TASK GOAL>
Each entry below is to be printed verbatim.

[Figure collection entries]

·····

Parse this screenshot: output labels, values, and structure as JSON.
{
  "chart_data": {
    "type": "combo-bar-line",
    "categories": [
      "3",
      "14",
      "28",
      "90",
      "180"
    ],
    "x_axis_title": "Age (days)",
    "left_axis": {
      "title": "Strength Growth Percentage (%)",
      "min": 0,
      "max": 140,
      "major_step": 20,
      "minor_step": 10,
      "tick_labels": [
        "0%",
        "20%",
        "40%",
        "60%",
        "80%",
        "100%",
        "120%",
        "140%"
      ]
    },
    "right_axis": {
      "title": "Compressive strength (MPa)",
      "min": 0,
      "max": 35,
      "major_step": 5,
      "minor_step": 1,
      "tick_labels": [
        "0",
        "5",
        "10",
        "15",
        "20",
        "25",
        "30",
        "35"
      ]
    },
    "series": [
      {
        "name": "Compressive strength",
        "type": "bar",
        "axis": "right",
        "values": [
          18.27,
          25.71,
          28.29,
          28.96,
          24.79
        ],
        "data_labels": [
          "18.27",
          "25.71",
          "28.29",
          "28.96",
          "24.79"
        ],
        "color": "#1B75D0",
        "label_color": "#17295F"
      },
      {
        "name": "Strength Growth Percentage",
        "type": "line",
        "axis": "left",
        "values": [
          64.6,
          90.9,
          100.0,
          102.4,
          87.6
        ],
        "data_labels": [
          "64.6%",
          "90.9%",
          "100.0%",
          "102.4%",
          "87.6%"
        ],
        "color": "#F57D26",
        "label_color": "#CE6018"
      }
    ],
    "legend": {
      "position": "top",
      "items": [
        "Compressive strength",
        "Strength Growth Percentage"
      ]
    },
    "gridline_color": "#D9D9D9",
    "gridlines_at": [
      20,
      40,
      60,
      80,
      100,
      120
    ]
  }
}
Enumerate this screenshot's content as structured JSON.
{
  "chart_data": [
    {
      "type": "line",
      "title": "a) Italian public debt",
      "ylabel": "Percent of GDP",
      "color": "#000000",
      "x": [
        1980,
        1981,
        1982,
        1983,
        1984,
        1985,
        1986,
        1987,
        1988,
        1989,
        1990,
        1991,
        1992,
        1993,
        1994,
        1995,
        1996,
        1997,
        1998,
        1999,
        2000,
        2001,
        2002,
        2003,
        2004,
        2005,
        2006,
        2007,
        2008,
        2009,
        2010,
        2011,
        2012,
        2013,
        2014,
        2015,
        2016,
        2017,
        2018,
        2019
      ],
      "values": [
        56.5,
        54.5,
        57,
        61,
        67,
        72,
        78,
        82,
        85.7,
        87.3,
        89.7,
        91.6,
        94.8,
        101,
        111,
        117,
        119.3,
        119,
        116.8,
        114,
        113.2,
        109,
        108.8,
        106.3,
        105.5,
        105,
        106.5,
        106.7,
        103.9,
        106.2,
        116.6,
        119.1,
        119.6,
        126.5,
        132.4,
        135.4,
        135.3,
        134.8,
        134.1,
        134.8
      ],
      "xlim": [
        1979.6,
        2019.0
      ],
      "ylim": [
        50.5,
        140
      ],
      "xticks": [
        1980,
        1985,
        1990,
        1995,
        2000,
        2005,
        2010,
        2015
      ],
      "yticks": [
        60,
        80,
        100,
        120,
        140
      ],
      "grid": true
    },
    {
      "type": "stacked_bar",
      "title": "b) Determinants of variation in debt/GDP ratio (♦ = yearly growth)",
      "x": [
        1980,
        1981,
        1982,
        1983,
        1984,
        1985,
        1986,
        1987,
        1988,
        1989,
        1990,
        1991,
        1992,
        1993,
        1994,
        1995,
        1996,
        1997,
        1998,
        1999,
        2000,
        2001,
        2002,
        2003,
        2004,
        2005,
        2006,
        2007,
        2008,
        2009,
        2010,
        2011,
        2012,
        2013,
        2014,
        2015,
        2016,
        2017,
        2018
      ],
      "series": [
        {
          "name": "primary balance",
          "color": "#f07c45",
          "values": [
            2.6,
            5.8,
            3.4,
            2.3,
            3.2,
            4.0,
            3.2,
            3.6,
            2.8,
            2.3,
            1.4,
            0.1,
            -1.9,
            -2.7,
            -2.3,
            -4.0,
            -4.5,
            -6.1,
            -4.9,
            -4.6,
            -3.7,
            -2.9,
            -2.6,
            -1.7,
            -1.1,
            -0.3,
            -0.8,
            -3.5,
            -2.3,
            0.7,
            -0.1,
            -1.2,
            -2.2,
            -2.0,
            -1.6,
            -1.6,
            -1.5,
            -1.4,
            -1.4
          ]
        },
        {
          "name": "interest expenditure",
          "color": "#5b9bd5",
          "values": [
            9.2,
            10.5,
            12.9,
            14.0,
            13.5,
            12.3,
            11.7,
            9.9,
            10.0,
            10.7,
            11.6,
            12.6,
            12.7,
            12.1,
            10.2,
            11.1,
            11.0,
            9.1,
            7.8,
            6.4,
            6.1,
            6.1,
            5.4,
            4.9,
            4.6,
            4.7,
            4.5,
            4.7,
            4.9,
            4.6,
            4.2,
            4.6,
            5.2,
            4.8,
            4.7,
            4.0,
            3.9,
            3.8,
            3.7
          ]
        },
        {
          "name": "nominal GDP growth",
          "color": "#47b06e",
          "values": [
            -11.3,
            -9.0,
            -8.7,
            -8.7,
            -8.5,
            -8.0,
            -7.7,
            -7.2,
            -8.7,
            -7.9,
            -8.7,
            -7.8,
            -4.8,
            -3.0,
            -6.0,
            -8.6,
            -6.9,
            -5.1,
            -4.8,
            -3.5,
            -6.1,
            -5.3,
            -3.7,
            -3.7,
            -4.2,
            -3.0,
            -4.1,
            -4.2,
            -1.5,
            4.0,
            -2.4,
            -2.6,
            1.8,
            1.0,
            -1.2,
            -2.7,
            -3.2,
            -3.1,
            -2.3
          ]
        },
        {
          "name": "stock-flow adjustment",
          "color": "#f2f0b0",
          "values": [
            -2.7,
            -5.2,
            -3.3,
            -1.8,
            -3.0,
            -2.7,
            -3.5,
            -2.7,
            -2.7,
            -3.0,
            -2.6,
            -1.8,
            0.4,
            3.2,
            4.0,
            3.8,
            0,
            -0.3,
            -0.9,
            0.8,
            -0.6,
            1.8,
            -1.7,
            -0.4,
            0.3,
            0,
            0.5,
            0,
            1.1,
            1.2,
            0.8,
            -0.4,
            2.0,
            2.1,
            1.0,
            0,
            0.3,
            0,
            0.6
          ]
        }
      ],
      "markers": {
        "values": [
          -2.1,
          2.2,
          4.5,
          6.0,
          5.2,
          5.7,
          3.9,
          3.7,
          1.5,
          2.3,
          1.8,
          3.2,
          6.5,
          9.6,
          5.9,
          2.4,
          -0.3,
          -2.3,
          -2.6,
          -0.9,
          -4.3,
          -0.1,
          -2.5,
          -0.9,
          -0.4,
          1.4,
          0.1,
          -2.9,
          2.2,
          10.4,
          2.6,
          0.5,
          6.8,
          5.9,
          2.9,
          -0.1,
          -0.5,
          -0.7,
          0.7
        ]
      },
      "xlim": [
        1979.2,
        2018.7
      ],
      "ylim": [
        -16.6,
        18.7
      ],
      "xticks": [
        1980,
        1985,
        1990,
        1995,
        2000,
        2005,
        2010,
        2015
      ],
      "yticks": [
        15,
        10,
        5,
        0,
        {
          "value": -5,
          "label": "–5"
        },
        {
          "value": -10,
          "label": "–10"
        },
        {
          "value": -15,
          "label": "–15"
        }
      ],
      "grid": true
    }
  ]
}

·····

OUTPUT BELOW>
Parse this screenshot: output labels, values, and structure as JSON.
{
  "chart_data": {
    "type": "combo-bar-line",
    "categories": [
      "3",
      "14",
      "28",
      "90",
      "180"
    ],
    "x_axis_title": "Age (days)",
    "left_axis": {
      "title": "Strength Growth Percentage (%)",
      "min": 0,
      "max": 140,
      "major_step": 20,
      "minor_step": 10,
      "tick_labels": [
        "0%",
        "20%",
        "40%",
        "60%",
        "80%",
        "100%",
        "120%",
        "140%"
      ]
    },
    "right_axis": {
      "title": "Compressive strength (MPa)",
      "min": 0,
      "max": 35,
      "major_step": 5,
      "minor_step": 1,
      "tick_labels": [
        "0",
        "5",
        "10",
        "15",
        "20",
        "25",
        "30",
        "35"
      ]
    },
    "series": [
      {
        "name": "Compressive strength",
        "type": "bar",
        "axis": "right",
        "values": [
          18.27,
          25.71,
          28.29,
          28.96,
          24.79
        ],
        "data_labels": [
          "18.27",
          "25.71",
          "28.29",
          "28.96",
          "24.79"
        ],
        "color": "#1B75D0",
        "label_color": "#17295F"
      },
      {
        "name": "Strength Growth Percentage",
        "type": "line",
        "axis": "left",
        "values": [
          64.6,
          90.9,
          100.0,
          102.4,
          87.6
        ],
        "data_labels": [
          "64.6%",
          "90.9%",
          "100.0%",
          "102.4%",
          "87.6%"
        ],
        "color": "#F57D26",
        "label_color": "#CE6018"
      }
    ],
    "legend": {
      "position": "top",
      "items": [
        "Compressive strength",
        "Strength Growth Percentage"
      ]
    },
    "gridline_color": "#D9D9D9",
    "gridlines_at": [
      20,
      40,
      60,
      80,
      100,
      120
    ]
  }
}
Enumerate this screenshot's content as structured JSON.
{
  "chart_data": [
    {
      "type": "line",
      "title": "a) Italian public debt",
      "ylabel": "Percent of GDP",
      "color": "#000000",
      "x": [
        1980,
        1981,
        1982,
        1983,
        1984,
        1985,
        1986,
        1987,
        1988,
        1989,
        1990,
        1991,
        1992,
        1993,
        1994,
        1995,
        1996,
        1997,
        1998,
        1999,
        2000,
        2001,
        2002,
        2003,
        2004,
        2005,
        2006,
        2007,
        2008,
        2009,
        2010,
        2011,
        2012,
        2013,
        2014,
        2015,
        2016,
        2017,
        2018,
        2019
      ],
      "values": [
        56.5,
        54.5,
        57,
        61,
        67,
        72,
        78,
        82,
        85.7,
        87.3,
        89.7,
        91.6,
        94.8,
        101,
        111,
        117,
        119.3,
        119,
        116.8,
        114,
        113.2,
        109,
        108.8,
        106.3,
        105.5,
        105,
        106.5,
        106.7,
        103.9,
        106.2,
        116.6,
        119.1,
        119.6,
        126.5,
        132.4,
        135.4,
        135.3,
        134.8,
        134.1,
        134.8
      ],
      "xlim": [
        1979.6,
        2019.0
      ],
      "ylim": [
        50.5,
        140
      ],
      "xticks": [
        1980,
        1985,
        1990,
        1995,
        2000,
        2005,
        2010,
        2015
      ],
      "yticks": [
        60,
        80,
        100,
        120,
        140
      ],
      "grid": true
    },
    {
      "type": "stacked_bar",
      "title": "b) Determinants of variation in debt/GDP ratio (♦ = yearly growth)",
      "x": [
        1980,
        1981,
        1982,
        1983,
        1984,
        1985,
        1986,
        1987,
        1988,
        1989,
        1990,
        1991,
        1992,
        1993,
        1994,
        1995,
        1996,
        1997,
        1998,
        1999,
        2000,
        2001,
        2002,
        2003,
        2004,
        2005,
        2006,
        2007,
        2008,
        2009,
        2010,
        2011,
        2012,
        2013,
        2014,
        2015,
        2016,
        2017,
        2018
      ],
      "series": [
        {
          "name": "primary balance",
          "color": "#f07c45",
          "values": [
            2.6,
            5.8,
            3.4,
            2.3,
            3.2,
            4.0,
            3.2,
            3.6,
            2.8,
            2.3,
            1.4,
            0.1,
            -1.9,
            -2.7,
            -2.3,
            -4.0,
            -4.5,
            -6.1,
            -4.9,
            -4.6,
            -3.7,
            -2.9,
            -2.6,
            -1.7,
            -1.1,
            -0.3,
            -0.8,
            -3.5,
            -2.3,
            0.7,
            -0.1,
            -1.2,
            -2.2,
            -2.0,
            -1.6,
            -1.6,
            -1.5,
            -1.4,
            -1.4
          ]
        },
        {
          "name": "interest expenditure",
          "color": "#5b9bd5",
          "values": [
            9.2,
            10.5,
            12.9,
            14.0,
            13.5,
            12.3,
            11.7,
            9.9,
            10.0,
            10.7,
            11.6,
            12.6,
            12.7,
            12.1,
            10.2,
            11.1,
            11.0,
            9.1,
            7.8,
            6.4,
            6.1,
            6.1,
            5.4,
            4.9,
            4.6,
            4.7,
            4.5,
            4.7,
            4.9,
            4.6,
            4.2,
            4.6,
            5.2,
            4.8,
            4.7,
            4.0,
            3.9,
            3.8,
            3.7
          ]
        },
        {
          "name": "nominal GDP growth",
          "color": "#47b06e",
          "values": [
            -11.3,
            -9.0,
            -8.7,
            -8.7,
            -8.5,
            -8.0,
            -7.7,
            -7.2,
            -8.7,
            -7.9,
            -8.7,
            -7.8,
            -4.8,
            -3.0,
            -6.0,
            -8.6,
            -6.9,
            -5.1,
            -4.8,
            -3.5,
            -6.1,
            -5.3,
            -3.7,
            -3.7,
            -4.2,
            -3.0,
            -4.1,
            -4.2,
            -1.5,
            4.0,
            -2.4,
            -2.6,
            1.8,
            1.0,
            -1.2,
            -2.7,
            -3.2,
            -3.1,
            -2.3
          ]
        },
        {
          "name": "stock-flow adjustment",
          "color": "#f2f0b0",
          "values": [
            -2.7,
            -5.2,
            -3.3,
            -1.8,
            -3.0,
            -2.7,
            -3.5,
            -2.7,
            -2.7,
            -3.0,
            -2.6,
            -1.8,
            0.4,
            3.2,
            4.0,
            3.8,
            0,
            -0.3,
            -0.9,
            0.8,
            -0.6,
            1.8,
            -1.7,
            -0.4,
            0.3,
            0,
            0.5,
            0,
            1.1,
            1.2,
            0.8,
            -0.4,
            2.0,
            2.1,
            1.0,
            0,
            0.3,
            0,
            0.6
          ]
        }
      ],
      "markers": {
        "values": [
          -2.1,
          2.2,
          4.5,
          6.0,
          5.2,
          5.7,
          3.9,
          3.7,
          1.5,
          2.3,
          1.8,
          3.2,
          6.5,
          9.6,
          5.9,
          2.4,
          -0.3,
          -2.3,
          -2.6,
          -0.9,
          -4.3,
          -0.1,
          -2.5,
          -0.9,
          -0.4,
          1.4,
          0.1,
          -2.9,
          2.2,
          10.4,
          2.6,
          0.5,
          6.8,
          5.9,
          2.9,
          -0.1,
          -0.5,
          -0.7,
          0.7
        ]
      },
      "xlim": [
        1979.2,
        2018.7
      ],
      "ylim": [
        -16.6,
        18.7
      ],
      "xticks": [
        1980,
        1985,
        1990,
        1995,
        2000,
        2005,
        2010,
        2015
      ],
      "yticks": [
        15,
        10,
        5,
        0,
        {
          "value": -5,
          "label": "–5"
        },
        {
          "value": -10,
          "label": "–10"
        },
        {
          "value": -15,
          "label": "–15"
        }
      ],
      "grid": true
    }
  ]
}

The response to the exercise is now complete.